[begin Given entries]
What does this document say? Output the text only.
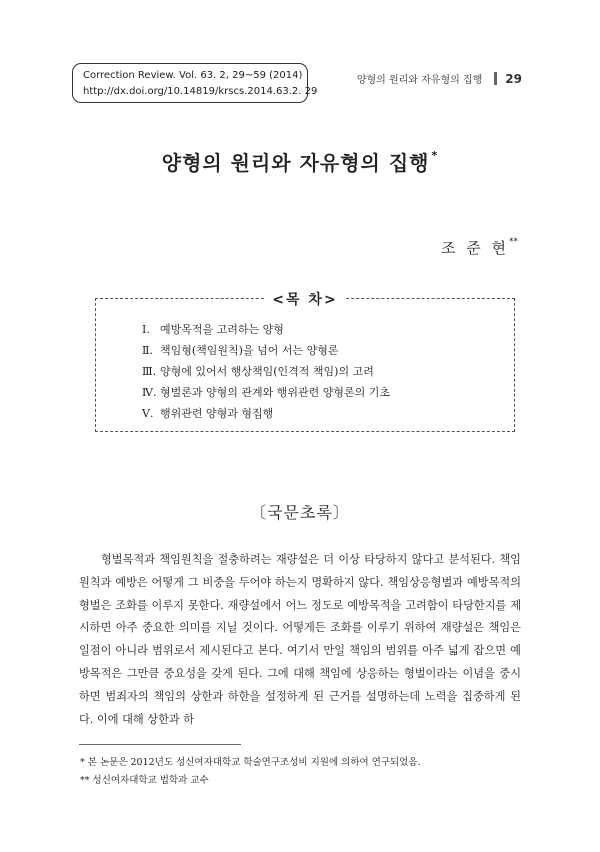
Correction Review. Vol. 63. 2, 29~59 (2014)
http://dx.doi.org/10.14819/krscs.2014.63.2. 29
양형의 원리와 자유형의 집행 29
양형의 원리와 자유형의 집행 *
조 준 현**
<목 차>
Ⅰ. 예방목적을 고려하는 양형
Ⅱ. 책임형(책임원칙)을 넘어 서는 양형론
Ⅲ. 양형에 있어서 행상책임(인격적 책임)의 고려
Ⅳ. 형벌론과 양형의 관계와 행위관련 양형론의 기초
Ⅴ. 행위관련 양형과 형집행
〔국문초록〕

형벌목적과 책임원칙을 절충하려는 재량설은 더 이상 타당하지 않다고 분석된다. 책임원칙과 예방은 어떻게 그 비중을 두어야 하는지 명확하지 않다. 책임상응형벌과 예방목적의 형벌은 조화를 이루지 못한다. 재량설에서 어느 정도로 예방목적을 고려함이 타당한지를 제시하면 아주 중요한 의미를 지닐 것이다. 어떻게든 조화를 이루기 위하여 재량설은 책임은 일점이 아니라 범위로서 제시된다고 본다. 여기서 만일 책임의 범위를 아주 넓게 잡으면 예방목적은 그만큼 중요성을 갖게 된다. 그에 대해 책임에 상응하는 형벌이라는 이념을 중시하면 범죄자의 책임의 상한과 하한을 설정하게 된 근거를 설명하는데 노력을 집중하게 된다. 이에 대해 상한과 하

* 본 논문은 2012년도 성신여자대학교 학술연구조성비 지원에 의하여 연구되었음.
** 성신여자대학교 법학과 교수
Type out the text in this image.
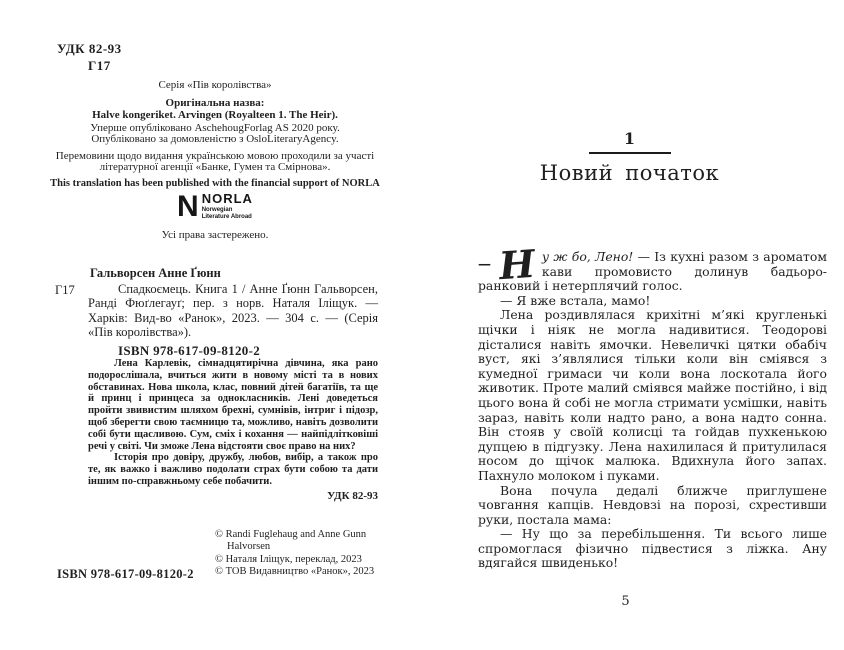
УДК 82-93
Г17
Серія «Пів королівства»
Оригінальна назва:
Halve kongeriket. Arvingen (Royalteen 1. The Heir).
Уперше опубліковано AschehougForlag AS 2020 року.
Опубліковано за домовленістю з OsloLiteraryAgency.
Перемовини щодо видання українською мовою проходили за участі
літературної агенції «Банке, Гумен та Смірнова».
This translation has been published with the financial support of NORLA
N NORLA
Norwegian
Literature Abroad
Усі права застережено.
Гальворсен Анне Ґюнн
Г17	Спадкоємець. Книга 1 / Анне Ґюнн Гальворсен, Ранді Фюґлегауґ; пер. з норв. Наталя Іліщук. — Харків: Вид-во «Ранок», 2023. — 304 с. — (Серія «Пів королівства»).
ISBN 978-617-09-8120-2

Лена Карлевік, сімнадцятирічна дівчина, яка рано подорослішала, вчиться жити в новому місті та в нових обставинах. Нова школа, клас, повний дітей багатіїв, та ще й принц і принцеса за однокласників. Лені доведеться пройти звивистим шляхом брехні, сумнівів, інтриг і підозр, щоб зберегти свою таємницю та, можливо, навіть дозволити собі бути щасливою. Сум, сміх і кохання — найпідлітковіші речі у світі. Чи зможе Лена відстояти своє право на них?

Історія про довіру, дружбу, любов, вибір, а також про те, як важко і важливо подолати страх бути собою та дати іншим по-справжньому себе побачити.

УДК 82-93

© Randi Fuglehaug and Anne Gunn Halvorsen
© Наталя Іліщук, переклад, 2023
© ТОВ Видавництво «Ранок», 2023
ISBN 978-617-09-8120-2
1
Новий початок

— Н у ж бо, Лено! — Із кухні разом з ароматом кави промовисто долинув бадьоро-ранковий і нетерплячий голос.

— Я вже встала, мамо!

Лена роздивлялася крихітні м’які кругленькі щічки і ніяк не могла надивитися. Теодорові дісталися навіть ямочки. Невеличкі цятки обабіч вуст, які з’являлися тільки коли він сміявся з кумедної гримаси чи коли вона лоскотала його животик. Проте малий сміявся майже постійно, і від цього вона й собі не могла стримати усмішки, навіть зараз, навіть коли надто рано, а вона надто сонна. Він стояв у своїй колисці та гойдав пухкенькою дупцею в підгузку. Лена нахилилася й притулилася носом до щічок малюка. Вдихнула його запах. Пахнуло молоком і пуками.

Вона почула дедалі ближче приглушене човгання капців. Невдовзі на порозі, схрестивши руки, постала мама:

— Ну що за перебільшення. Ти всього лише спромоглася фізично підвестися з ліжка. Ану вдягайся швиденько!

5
[end Given entries]
**Job:** Identify every line holding the word "Наталя" and copy it out.

**Task result:**
Г17	Спадкоємець. Книга 1 / Анне Ґюнн Гальворсен, Ранді Фюґлегауґ; пер. з норв. Наталя Іліщук. — Харків: Вид-во «Ранок», 2023. — 304 с. — (Серія «Пів королівства»).
© Наталя Іліщук, переклад, 2023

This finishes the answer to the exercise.